◆ Directions for this task ◆
Produce an exact copy of all the records.

◆ Records supplied ◆
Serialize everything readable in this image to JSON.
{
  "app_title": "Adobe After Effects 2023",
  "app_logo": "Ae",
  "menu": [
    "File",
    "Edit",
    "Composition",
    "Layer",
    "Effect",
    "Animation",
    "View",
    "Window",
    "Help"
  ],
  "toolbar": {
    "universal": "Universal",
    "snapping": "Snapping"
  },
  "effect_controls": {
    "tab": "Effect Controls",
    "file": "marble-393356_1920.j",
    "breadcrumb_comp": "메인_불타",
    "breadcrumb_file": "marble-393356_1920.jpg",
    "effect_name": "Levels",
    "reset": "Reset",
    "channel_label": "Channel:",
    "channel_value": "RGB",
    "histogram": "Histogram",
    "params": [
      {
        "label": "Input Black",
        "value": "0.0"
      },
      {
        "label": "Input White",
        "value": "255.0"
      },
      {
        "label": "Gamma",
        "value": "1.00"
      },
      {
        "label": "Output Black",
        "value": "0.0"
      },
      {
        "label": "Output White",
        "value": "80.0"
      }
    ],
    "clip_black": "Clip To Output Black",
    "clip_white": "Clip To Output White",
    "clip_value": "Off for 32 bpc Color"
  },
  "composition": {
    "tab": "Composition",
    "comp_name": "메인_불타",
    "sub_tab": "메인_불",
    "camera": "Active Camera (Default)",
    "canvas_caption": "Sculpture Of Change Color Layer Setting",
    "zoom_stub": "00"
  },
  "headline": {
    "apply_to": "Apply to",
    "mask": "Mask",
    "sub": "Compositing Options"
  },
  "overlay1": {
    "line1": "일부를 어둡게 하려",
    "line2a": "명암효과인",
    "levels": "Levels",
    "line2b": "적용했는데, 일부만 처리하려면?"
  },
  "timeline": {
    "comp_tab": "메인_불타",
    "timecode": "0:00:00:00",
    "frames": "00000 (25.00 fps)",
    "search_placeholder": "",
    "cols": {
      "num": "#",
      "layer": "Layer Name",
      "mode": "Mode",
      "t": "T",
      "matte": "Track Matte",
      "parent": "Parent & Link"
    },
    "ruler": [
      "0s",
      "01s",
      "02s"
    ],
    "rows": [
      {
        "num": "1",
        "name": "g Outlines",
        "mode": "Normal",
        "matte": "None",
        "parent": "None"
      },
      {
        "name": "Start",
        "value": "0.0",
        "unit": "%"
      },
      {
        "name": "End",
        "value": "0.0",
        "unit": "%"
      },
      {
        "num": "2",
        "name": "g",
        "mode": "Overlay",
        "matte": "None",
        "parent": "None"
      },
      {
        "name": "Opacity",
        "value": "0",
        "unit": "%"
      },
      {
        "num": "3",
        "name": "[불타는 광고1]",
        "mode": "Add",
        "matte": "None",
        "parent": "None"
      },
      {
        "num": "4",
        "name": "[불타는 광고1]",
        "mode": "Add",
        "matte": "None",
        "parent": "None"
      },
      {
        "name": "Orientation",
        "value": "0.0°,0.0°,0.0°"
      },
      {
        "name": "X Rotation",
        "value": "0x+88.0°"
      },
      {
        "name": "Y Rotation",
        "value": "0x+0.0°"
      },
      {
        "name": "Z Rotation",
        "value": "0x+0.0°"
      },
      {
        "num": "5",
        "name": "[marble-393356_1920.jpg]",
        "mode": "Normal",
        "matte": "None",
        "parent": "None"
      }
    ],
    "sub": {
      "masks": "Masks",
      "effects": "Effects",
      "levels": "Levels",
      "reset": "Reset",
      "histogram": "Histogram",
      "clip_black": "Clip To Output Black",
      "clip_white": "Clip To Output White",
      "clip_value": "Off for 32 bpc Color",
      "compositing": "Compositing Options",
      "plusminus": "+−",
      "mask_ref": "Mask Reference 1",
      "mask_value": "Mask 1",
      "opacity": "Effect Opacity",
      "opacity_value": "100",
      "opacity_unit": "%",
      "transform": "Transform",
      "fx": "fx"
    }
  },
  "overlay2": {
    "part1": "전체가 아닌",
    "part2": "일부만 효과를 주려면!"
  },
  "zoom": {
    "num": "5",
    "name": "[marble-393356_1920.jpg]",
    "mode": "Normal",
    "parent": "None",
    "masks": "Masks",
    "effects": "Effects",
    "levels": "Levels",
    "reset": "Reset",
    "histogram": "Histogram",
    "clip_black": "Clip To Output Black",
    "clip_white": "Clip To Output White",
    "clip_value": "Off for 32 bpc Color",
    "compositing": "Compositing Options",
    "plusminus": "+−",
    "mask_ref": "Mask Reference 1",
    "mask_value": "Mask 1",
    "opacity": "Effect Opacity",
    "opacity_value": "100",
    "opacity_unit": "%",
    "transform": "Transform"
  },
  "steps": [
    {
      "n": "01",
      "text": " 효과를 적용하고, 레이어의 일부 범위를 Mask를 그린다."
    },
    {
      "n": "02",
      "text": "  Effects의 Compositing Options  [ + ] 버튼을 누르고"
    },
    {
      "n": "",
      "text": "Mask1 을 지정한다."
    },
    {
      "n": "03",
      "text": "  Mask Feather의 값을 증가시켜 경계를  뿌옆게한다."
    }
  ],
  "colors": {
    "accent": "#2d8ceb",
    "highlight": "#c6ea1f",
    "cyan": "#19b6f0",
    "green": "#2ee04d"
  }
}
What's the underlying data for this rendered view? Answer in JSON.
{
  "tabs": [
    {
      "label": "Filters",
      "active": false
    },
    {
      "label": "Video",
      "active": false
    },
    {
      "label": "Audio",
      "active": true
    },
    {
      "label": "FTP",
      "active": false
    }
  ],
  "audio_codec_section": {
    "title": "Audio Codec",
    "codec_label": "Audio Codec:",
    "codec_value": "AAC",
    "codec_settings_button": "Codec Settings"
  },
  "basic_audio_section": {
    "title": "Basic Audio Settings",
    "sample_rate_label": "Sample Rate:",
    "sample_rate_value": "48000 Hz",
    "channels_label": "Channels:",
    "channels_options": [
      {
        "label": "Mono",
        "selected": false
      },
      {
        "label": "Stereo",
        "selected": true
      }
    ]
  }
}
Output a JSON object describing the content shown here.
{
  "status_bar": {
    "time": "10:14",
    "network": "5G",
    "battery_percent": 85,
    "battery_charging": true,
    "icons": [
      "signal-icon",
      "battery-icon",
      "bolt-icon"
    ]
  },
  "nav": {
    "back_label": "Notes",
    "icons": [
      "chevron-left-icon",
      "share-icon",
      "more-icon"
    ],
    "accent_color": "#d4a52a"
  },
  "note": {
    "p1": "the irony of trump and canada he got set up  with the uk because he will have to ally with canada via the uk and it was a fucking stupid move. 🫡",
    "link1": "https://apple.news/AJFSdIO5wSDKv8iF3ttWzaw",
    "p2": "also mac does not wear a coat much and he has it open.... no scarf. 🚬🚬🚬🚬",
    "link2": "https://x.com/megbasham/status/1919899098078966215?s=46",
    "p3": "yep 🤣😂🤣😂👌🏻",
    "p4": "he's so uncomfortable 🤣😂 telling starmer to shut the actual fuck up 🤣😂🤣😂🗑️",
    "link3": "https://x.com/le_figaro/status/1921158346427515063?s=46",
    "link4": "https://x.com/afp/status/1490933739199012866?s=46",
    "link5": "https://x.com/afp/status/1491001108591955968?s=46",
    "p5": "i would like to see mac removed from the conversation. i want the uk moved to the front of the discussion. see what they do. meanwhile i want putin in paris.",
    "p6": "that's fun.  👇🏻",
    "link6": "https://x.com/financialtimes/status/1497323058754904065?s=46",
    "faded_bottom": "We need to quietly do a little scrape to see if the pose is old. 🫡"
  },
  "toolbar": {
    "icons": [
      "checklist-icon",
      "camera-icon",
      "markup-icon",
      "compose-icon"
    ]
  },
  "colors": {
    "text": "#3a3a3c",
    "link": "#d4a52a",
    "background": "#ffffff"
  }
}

◆ Task answer ◆
Serialize everything readable in this image to JSON.
{
  "app_title": "Adobe After Effects 2023",
  "app_logo": "Ae",
  "menu": [
    "File",
    "Edit",
    "Composition",
    "Layer",
    "Effect",
    "Animation",
    "View",
    "Window",
    "Help"
  ],
  "toolbar": {
    "universal": "Universal",
    "snapping": "Snapping"
  },
  "effect_controls": {
    "tab": "Effect Controls",
    "file": "marble-393356_1920.j",
    "breadcrumb_comp": "메인_불타",
    "breadcrumb_file": "marble-393356_1920.jpg",
    "effect_name": "Levels",
    "reset": "Reset",
    "channel_label": "Channel:",
    "channel_value": "RGB",
    "histogram": "Histogram",
    "params": [
      {
        "label": "Input Black",
        "value": "0.0"
      },
      {
        "label": "Input White",
        "value": "255.0"
      },
      {
        "label": "Gamma",
        "value": "1.00"
      },
      {
        "label": "Output Black",
        "value": "0.0"
      },
      {
        "label": "Output White",
        "value": "80.0"
      }
    ],
    "clip_black": "Clip To Output Black",
    "clip_white": "Clip To Output White",
    "clip_value": "Off for 32 bpc Color"
  },
  "composition": {
    "tab": "Composition",
    "comp_name": "메인_불타",
    "sub_tab": "메인_불",
    "camera": "Active Camera (Default)",
    "canvas_caption": "Sculpture Of Change Color Layer Setting",
    "zoom_stub": "00"
  },
  "headline": {
    "apply_to": "Apply to",
    "mask": "Mask",
    "sub": "Compositing Options"
  },
  "overlay1": {
    "line1": "일부를 어둡게 하려",
    "line2a": "명암효과인",
    "levels": "Levels",
    "line2b": "적용했는데, 일부만 처리하려면?"
  },
  "timeline": {
    "comp_tab": "메인_불타",
    "timecode": "0:00:00:00",
    "frames": "00000 (25.00 fps)",
    "search_placeholder": "",
    "cols": {
      "num": "#",
      "layer": "Layer Name",
      "mode": "Mode",
      "t": "T",
      "matte": "Track Matte",
      "parent": "Parent & Link"
    },
    "ruler": [
      "0s",
      "01s",
      "02s"
    ],
    "rows": [
      {
        "num": "1",
        "name": "g Outlines",
        "mode": "Normal",
        "matte": "None",
        "parent": "None"
      },
      {
        "name": "Start",
        "value": "0.0",
        "unit": "%"
      },
      {
        "name": "End",
        "value": "0.0",
        "unit": "%"
      },
      {
        "num": "2",
        "name": "g",
        "mode": "Overlay",
        "matte": "None",
        "parent": "None"
      },
      {
        "name": "Opacity",
        "value": "0",
        "unit": "%"
      },
      {
        "num": "3",
        "name": "[불타는 광고1]",
        "mode": "Add",
        "matte": "None",
        "parent": "None"
      },
      {
        "num": "4",
        "name": "[불타는 광고1]",
        "mode": "Add",
        "matte": "None",
        "parent": "None"
      },
      {
        "name": "Orientation",
        "value": "0.0°,0.0°,0.0°"
      },
      {
        "name": "X Rotation",
        "value": "0x+88.0°"
      },
      {
        "name": "Y Rotation",
        "value": "0x+0.0°"
      },
      {
        "name": "Z Rotation",
        "value": "0x+0.0°"
      },
      {
        "num": "5",
        "name": "[marble-393356_1920.jpg]",
        "mode": "Normal",
        "matte": "None",
        "parent": "None"
      }
    ],
    "sub": {
      "masks": "Masks",
      "effects": "Effects",
      "levels": "Levels",
      "reset": "Reset",
      "histogram": "Histogram",
      "clip_black": "Clip To Output Black",
      "clip_white": "Clip To Output White",
      "clip_value": "Off for 32 bpc Color",
      "compositing": "Compositing Options",
      "plusminus": "+−",
      "mask_ref": "Mask Reference 1",
      "mask_value": "Mask 1",
      "opacity": "Effect Opacity",
      "opacity_value": "100",
      "opacity_unit": "%",
      "transform": "Transform",
      "fx": "fx"
    }
  },
  "overlay2": {
    "part1": "전체가 아닌",
    "part2": "일부만 효과를 주려면!"
  },
  "zoom": {
    "num": "5",
    "name": "[marble-393356_1920.jpg]",
    "mode": "Normal",
    "parent": "None",
    "masks": "Masks",
    "effects": "Effects",
    "levels": "Levels",
    "reset": "Reset",
    "histogram": "Histogram",
    "clip_black": "Clip To Output Black",
    "clip_white": "Clip To Output White",
    "clip_value": "Off for 32 bpc Color",
    "compositing": "Compositing Options",
    "plusminus": "+−",
    "mask_ref": "Mask Reference 1",
    "mask_value": "Mask 1",
    "opacity": "Effect Opacity",
    "opacity_value": "100",
    "opacity_unit": "%",
    "transform": "Transform"
  },
  "steps": [
    {
      "n": "01",
      "text": " 효과를 적용하고, 레이어의 일부 범위를 Mask를 그린다."
    },
    {
      "n": "02",
      "text": "  Effects의 Compositing Options  [ + ] 버튼을 누르고"
    },
    {
      "n": "",
      "text": "Mask1 을 지정한다."
    },
    {
      "n": "03",
      "text": "  Mask Feather의 값을 증가시켜 경계를  뿌옆게한다."
    }
  ],
  "colors": {
    "accent": "#2d8ceb",
    "highlight": "#c6ea1f",
    "cyan": "#19b6f0",
    "green": "#2ee04d"
  }
}
What's the underlying data for this rendered view? Answer in JSON.
{
  "tabs": [
    {
      "label": "Filters",
      "active": false
    },
    {
      "label": "Video",
      "active": false
    },
    {
      "label": "Audio",
      "active": true
    },
    {
      "label": "FTP",
      "active": false
    }
  ],
  "audio_codec_section": {
    "title": "Audio Codec",
    "codec_label": "Audio Codec:",
    "codec_value": "AAC",
    "codec_settings_button": "Codec Settings"
  },
  "basic_audio_section": {
    "title": "Basic Audio Settings",
    "sample_rate_label": "Sample Rate:",
    "sample_rate_value": "48000 Hz",
    "channels_label": "Channels:",
    "channels_options": [
      {
        "label": "Mono",
        "selected": false
      },
      {
        "label": "Stereo",
        "selected": true
      }
    ]
  }
}
Output a JSON object describing the content shown here.
{
  "status_bar": {
    "time": "10:14",
    "network": "5G",
    "battery_percent": 85,
    "battery_charging": true,
    "icons": [
      "signal-icon",
      "battery-icon",
      "bolt-icon"
    ]
  },
  "nav": {
    "back_label": "Notes",
    "icons": [
      "chevron-left-icon",
      "share-icon",
      "more-icon"
    ],
    "accent_color": "#d4a52a"
  },
  "note": {
    "p1": "the irony of trump and canada he got set up  with the uk because he will have to ally with canada via the uk and it was a fucking stupid move. 🫡",
    "link1": "https://apple.news/AJFSdIO5wSDKv8iF3ttWzaw",
    "p2": "also mac does not wear a coat much and he has it open.... no scarf. 🚬🚬🚬🚬",
    "link2": "https://x.com/megbasham/status/1919899098078966215?s=46",
    "p3": "yep 🤣😂🤣😂👌🏻",
    "p4": "he's so uncomfortable 🤣😂 telling starmer to shut the actual fuck up 🤣😂🤣😂🗑️",
    "link3": "https://x.com/le_figaro/status/1921158346427515063?s=46",
    "link4": "https://x.com/afp/status/1490933739199012866?s=46",
    "link5": "https://x.com/afp/status/1491001108591955968?s=46",
    "p5": "i would like to see mac removed from the conversation. i want the uk moved to the front of the discussion. see what they do. meanwhile i want putin in paris.",
    "p6": "that's fun.  👇🏻",
    "link6": "https://x.com/financialtimes/status/1497323058754904065?s=46",
    "faded_bottom": "We need to quietly do a little scrape to see if the pose is old. 🫡"
  },
  "toolbar": {
    "icons": [
      "checklist-icon",
      "camera-icon",
      "markup-icon",
      "compose-icon"
    ]
  },
  "colors": {
    "text": "#3a3a3c",
    "link": "#d4a52a",
    "background": "#ffffff"
  }
}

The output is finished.